> Problem to work on: Gather all lines in the entries below that include the word "Міської".
━━━━━ Extracted material ━━━━━
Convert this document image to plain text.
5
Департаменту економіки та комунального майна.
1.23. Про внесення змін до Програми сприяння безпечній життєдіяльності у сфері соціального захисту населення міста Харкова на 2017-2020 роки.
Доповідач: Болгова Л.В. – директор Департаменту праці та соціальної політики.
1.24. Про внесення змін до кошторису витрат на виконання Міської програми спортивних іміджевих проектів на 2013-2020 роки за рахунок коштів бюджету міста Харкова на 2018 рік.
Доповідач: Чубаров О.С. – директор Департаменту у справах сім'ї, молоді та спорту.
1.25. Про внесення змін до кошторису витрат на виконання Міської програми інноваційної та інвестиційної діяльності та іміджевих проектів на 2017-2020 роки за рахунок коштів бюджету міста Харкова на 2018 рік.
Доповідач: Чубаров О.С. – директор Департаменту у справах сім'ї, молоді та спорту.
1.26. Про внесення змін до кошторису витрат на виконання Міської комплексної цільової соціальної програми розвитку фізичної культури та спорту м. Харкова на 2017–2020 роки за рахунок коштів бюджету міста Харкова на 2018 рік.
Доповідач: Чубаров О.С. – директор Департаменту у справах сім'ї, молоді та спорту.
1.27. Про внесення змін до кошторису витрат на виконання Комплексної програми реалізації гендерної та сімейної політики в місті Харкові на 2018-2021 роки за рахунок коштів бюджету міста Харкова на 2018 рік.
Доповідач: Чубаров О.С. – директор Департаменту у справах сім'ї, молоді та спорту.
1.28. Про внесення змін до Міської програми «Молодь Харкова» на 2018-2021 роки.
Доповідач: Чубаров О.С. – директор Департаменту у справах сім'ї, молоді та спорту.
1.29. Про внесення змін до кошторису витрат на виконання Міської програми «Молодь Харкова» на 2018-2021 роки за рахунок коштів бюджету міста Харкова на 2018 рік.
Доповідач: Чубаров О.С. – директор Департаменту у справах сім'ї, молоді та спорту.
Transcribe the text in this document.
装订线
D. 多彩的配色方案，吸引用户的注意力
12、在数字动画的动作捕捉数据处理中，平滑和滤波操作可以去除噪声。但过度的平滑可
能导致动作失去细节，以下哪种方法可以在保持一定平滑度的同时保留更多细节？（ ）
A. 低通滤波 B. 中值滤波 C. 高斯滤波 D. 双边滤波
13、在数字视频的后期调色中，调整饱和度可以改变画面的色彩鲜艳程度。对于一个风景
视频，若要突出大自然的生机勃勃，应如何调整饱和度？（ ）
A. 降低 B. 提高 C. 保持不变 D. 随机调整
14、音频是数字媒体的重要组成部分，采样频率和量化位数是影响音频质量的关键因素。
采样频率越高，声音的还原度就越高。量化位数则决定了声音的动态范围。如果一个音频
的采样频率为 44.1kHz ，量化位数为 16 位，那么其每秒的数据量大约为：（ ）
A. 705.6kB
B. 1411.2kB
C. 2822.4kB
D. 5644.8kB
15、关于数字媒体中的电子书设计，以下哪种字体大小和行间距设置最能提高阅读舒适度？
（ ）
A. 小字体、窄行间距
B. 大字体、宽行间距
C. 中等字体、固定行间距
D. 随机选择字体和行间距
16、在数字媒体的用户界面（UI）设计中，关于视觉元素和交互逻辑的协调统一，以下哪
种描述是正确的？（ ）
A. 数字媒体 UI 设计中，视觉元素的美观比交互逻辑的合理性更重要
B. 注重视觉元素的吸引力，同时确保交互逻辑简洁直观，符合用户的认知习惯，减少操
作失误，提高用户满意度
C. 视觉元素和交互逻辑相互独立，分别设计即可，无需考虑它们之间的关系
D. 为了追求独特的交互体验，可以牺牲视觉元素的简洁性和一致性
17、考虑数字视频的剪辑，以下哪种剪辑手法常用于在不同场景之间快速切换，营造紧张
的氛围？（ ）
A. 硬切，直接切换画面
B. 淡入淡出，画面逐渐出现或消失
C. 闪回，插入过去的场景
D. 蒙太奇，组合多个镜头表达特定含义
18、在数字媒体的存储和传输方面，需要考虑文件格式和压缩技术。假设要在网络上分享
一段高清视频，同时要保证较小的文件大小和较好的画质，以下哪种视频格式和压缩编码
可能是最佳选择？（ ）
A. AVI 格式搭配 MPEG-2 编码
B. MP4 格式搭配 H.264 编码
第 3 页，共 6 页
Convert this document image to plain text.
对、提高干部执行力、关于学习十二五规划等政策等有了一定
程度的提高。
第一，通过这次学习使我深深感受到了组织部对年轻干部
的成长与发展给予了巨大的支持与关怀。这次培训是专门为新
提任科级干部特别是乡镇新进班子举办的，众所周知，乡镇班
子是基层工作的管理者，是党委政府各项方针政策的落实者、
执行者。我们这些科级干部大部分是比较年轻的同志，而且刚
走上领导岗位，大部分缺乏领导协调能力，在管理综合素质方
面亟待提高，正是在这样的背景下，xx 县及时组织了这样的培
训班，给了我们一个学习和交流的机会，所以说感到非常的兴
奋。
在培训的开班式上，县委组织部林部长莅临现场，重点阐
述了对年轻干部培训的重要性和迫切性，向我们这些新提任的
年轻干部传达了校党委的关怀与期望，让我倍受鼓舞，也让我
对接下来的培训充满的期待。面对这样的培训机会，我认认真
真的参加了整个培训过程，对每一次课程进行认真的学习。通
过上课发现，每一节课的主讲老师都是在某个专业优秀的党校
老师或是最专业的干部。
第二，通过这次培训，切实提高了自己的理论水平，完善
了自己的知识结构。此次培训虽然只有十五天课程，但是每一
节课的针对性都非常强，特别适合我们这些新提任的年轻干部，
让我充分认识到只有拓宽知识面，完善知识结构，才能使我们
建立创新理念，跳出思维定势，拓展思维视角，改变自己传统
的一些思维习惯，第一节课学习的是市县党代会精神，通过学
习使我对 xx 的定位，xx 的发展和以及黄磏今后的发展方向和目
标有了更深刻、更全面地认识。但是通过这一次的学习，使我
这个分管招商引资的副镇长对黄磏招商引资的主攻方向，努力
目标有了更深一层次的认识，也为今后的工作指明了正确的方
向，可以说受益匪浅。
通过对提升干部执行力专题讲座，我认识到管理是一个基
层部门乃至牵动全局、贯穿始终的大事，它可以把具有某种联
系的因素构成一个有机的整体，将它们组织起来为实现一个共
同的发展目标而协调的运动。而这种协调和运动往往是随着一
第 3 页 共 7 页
━━━━━
> Finished exercise:
1.24. Про внесення змін до кошторису витрат на виконання Міської програми спортивних іміджевих проектів на 2013-2020 роки за рахунок коштів бюджету міста Харкова на 2018 рік.
1.25. Про внесення змін до кошторису витрат на виконання Міської програми інноваційної та інвестиційної діяльності та іміджевих проектів на 2017-2020 роки за рахунок коштів бюджету міста Харкова на 2018 рік.
1.26. Про внесення змін до кошторису витрат на виконання Міської комплексної цільової соціальної програми розвитку фізичної культури та спорту м. Харкова на 2017–2020 роки за рахунок коштів бюджету міста Харкова на 2018 рік.
1.28. Про внесення змін до Міської програми «Молодь Харкова» на 2018-2021 роки.
1.29. Про внесення змін до кошторису витрат на виконання Міської програми «Молодь Харкова» на 2018-2021 роки за рахунок коштів бюджету міста Харкова на 2018 рік.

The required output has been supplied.